## [Information supplied]
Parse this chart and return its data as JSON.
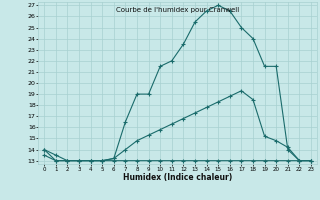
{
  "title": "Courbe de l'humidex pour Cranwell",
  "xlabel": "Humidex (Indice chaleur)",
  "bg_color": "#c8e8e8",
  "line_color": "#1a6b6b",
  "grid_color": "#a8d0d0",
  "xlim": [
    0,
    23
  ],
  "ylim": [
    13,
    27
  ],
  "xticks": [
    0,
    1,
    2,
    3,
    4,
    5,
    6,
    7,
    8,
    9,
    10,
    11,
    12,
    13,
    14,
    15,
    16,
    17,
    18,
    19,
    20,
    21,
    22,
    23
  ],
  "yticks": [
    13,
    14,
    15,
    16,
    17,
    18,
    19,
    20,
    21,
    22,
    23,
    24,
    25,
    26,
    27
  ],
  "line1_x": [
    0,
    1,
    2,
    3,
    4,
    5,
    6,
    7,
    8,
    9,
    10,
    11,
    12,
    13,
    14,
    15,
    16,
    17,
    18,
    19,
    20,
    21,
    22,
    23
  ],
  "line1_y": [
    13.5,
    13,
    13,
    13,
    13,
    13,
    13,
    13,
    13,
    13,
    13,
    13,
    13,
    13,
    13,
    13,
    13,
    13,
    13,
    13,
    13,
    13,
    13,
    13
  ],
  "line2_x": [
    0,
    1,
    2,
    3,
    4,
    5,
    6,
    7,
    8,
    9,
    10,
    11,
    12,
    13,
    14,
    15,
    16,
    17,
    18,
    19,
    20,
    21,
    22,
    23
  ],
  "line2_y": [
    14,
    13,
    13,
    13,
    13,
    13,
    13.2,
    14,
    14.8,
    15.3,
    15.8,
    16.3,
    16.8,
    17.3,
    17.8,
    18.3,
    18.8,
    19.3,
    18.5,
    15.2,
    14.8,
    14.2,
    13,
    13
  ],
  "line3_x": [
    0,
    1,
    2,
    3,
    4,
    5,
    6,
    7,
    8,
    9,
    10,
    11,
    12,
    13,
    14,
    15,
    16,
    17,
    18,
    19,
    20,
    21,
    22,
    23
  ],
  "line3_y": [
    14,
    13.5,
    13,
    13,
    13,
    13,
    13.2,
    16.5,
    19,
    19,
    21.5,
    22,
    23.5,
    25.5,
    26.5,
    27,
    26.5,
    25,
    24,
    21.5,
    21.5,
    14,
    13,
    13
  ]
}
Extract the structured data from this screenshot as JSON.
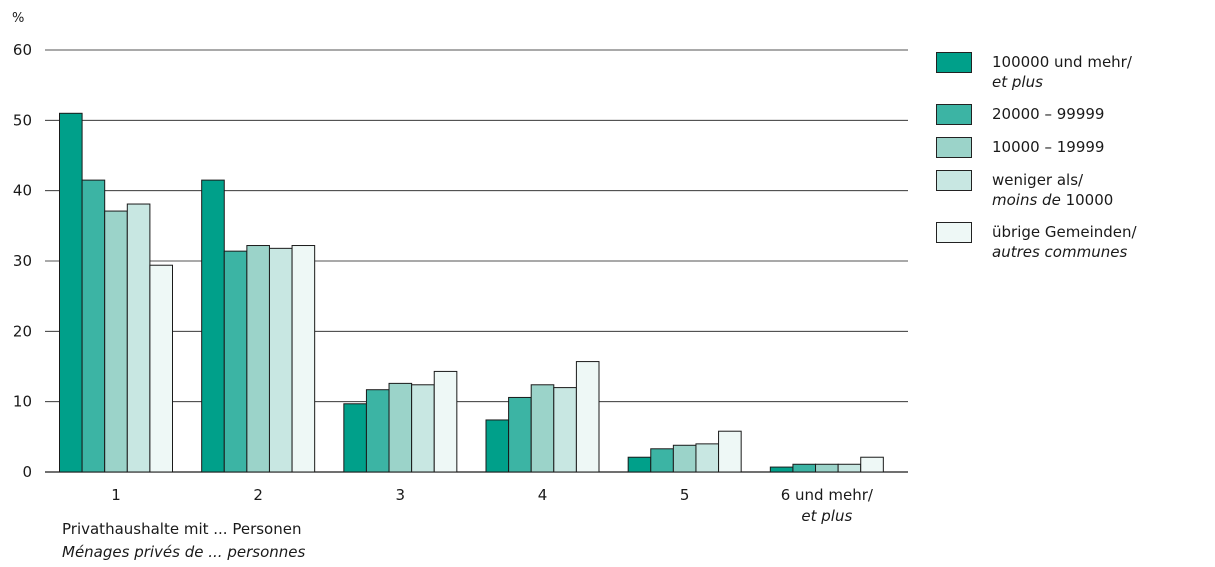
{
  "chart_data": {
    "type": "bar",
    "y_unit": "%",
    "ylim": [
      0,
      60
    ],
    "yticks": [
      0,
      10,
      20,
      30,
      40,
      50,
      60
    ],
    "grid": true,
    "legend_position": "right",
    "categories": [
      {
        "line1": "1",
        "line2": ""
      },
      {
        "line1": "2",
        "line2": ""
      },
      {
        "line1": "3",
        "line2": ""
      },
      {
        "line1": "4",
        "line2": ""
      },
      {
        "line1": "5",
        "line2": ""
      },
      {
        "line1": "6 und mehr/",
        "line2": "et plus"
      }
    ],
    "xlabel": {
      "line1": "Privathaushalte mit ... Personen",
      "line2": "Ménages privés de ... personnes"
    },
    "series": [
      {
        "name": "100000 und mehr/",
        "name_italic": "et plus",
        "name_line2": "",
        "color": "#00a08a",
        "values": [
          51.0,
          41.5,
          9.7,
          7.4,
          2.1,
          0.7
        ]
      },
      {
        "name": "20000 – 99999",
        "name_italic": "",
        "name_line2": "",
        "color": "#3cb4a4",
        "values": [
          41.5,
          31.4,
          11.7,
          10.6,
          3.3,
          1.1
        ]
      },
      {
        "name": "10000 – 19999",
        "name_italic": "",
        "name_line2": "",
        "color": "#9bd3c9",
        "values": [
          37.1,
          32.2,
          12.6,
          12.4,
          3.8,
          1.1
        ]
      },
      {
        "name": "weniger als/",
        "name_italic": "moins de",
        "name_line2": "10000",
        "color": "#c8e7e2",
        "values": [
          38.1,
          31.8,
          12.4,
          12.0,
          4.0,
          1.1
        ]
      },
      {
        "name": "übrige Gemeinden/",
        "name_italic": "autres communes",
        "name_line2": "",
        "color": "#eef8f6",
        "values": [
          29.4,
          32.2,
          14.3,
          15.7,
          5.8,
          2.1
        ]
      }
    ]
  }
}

## [Task goal]
Copy the records above exactly, omitting every picture.

## [Response for this exercise]
Parse this chart and return its data as JSON.
{
  "title": "Courbe de l'humidex pour Cranwell",
  "xlabel": "Humidex (Indice chaleur)",
  "bg_color": "#c8e8e8",
  "line_color": "#1a6b6b",
  "grid_color": "#a8d0d0",
  "xlim": [
    0,
    23
  ],
  "ylim": [
    13,
    27
  ],
  "xticks": [
    0,
    1,
    2,
    3,
    4,
    5,
    6,
    7,
    8,
    9,
    10,
    11,
    12,
    13,
    14,
    15,
    16,
    17,
    18,
    19,
    20,
    21,
    22,
    23
  ],
  "yticks": [
    13,
    14,
    15,
    16,
    17,
    18,
    19,
    20,
    21,
    22,
    23,
    24,
    25,
    26,
    27
  ],
  "line1_x": [
    0,
    1,
    2,
    3,
    4,
    5,
    6,
    7,
    8,
    9,
    10,
    11,
    12,
    13,
    14,
    15,
    16,
    17,
    18,
    19,
    20,
    21,
    22,
    23
  ],
  "line1_y": [
    13.5,
    13,
    13,
    13,
    13,
    13,
    13,
    13,
    13,
    13,
    13,
    13,
    13,
    13,
    13,
    13,
    13,
    13,
    13,
    13,
    13,
    13,
    13,
    13
  ],
  "line2_x": [
    0,
    1,
    2,
    3,
    4,
    5,
    6,
    7,
    8,
    9,
    10,
    11,
    12,
    13,
    14,
    15,
    16,
    17,
    18,
    19,
    20,
    21,
    22,
    23
  ],
  "line2_y": [
    14,
    13,
    13,
    13,
    13,
    13,
    13.2,
    14,
    14.8,
    15.3,
    15.8,
    16.3,
    16.8,
    17.3,
    17.8,
    18.3,
    18.8,
    19.3,
    18.5,
    15.2,
    14.8,
    14.2,
    13,
    13
  ],
  "line3_x": [
    0,
    1,
    2,
    3,
    4,
    5,
    6,
    7,
    8,
    9,
    10,
    11,
    12,
    13,
    14,
    15,
    16,
    17,
    18,
    19,
    20,
    21,
    22,
    23
  ],
  "line3_y": [
    14,
    13.5,
    13,
    13,
    13,
    13,
    13.2,
    16.5,
    19,
    19,
    21.5,
    22,
    23.5,
    25.5,
    26.5,
    27,
    26.5,
    25,
    24,
    21.5,
    21.5,
    14,
    13,
    13
  ]
}
Extract the structured data from this screenshot as JSON.
{
  "chart_data": {
    "type": "bar",
    "y_unit": "%",
    "ylim": [
      0,
      60
    ],
    "yticks": [
      0,
      10,
      20,
      30,
      40,
      50,
      60
    ],
    "grid": true,
    "legend_position": "right",
    "categories": [
      {
        "line1": "1",
        "line2": ""
      },
      {
        "line1": "2",
        "line2": ""
      },
      {
        "line1": "3",
        "line2": ""
      },
      {
        "line1": "4",
        "line2": ""
      },
      {
        "line1": "5",
        "line2": ""
      },
      {
        "line1": "6 und mehr/",
        "line2": "et plus"
      }
    ],
    "xlabel": {
      "line1": "Privathaushalte mit ... Personen",
      "line2": "Ménages privés de ... personnes"
    },
    "series": [
      {
        "name": "100000 und mehr/",
        "name_italic": "et plus",
        "name_line2": "",
        "color": "#00a08a",
        "values": [
          51.0,
          41.5,
          9.7,
          7.4,
          2.1,
          0.7
        ]
      },
      {
        "name": "20000 – 99999",
        "name_italic": "",
        "name_line2": "",
        "color": "#3cb4a4",
        "values": [
          41.5,
          31.4,
          11.7,
          10.6,
          3.3,
          1.1
        ]
      },
      {
        "name": "10000 – 19999",
        "name_italic": "",
        "name_line2": "",
        "color": "#9bd3c9",
        "values": [
          37.1,
          32.2,
          12.6,
          12.4,
          3.8,
          1.1
        ]
      },
      {
        "name": "weniger als/",
        "name_italic": "moins de",
        "name_line2": "10000",
        "color": "#c8e7e2",
        "values": [
          38.1,
          31.8,
          12.4,
          12.0,
          4.0,
          1.1
        ]
      },
      {
        "name": "übrige Gemeinden/",
        "name_italic": "autres communes",
        "name_line2": "",
        "color": "#eef8f6",
        "values": [
          29.4,
          32.2,
          14.3,
          15.7,
          5.8,
          2.1
        ]
      }
    ]
  }
}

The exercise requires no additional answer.